EXERCISE DETAILS:
Count the lines in the box coordinate listings below that contain the string "data", with case counting. Give only the number.

** start of EXCERPTED RECORDS **

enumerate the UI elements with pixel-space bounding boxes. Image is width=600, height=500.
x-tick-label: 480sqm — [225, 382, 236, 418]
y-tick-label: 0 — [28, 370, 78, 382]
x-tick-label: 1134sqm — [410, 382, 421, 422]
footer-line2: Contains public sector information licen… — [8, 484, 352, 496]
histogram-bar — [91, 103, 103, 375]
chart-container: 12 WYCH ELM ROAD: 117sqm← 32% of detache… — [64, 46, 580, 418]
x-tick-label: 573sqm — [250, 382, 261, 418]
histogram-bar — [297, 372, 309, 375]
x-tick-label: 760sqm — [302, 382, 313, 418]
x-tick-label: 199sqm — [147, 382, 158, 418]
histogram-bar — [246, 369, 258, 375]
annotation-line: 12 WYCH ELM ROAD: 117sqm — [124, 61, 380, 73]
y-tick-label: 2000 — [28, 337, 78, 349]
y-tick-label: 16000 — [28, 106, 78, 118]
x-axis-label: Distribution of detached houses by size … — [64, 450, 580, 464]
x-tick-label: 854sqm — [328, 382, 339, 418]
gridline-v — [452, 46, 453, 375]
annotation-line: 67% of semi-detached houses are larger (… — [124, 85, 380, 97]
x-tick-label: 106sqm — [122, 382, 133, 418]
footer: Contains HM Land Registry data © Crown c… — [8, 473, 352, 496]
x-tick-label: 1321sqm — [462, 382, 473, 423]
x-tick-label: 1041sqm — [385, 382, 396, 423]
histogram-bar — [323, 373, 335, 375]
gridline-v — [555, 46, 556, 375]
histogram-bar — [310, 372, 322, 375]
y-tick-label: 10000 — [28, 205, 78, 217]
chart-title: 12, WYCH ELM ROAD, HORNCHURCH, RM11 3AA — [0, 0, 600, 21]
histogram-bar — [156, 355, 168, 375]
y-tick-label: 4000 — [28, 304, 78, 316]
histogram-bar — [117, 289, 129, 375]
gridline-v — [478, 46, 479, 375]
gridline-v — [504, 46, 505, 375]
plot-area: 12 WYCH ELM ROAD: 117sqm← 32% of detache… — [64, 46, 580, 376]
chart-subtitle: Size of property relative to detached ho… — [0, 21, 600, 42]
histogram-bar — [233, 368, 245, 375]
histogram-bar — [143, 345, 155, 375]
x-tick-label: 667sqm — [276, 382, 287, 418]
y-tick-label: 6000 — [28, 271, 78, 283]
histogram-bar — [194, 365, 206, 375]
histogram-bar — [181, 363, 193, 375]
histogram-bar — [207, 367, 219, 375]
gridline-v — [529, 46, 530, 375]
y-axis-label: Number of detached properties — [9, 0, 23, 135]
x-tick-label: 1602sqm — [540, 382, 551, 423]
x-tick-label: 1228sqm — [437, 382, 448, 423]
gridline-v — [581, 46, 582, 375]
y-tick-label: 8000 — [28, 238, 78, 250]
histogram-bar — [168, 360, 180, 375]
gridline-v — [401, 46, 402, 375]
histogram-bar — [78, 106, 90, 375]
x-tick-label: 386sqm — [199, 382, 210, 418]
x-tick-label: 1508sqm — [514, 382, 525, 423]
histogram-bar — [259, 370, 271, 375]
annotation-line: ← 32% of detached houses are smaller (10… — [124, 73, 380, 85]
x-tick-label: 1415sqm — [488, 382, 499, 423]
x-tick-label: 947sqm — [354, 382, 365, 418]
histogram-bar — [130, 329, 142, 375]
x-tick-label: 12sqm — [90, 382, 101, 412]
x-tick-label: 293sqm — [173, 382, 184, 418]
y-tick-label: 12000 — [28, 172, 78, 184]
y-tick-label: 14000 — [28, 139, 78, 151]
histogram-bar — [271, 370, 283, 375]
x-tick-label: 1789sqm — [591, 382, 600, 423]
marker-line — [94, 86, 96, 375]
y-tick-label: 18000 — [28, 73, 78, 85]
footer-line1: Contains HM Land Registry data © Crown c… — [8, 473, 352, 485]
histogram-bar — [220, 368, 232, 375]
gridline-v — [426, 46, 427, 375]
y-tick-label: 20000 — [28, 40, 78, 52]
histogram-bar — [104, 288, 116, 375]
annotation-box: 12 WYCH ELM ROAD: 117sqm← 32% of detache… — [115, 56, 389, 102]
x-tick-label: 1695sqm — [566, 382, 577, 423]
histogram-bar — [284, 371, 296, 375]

** end of EXCERPTED RECORDS **

OUTPUT OF THE TASK:
2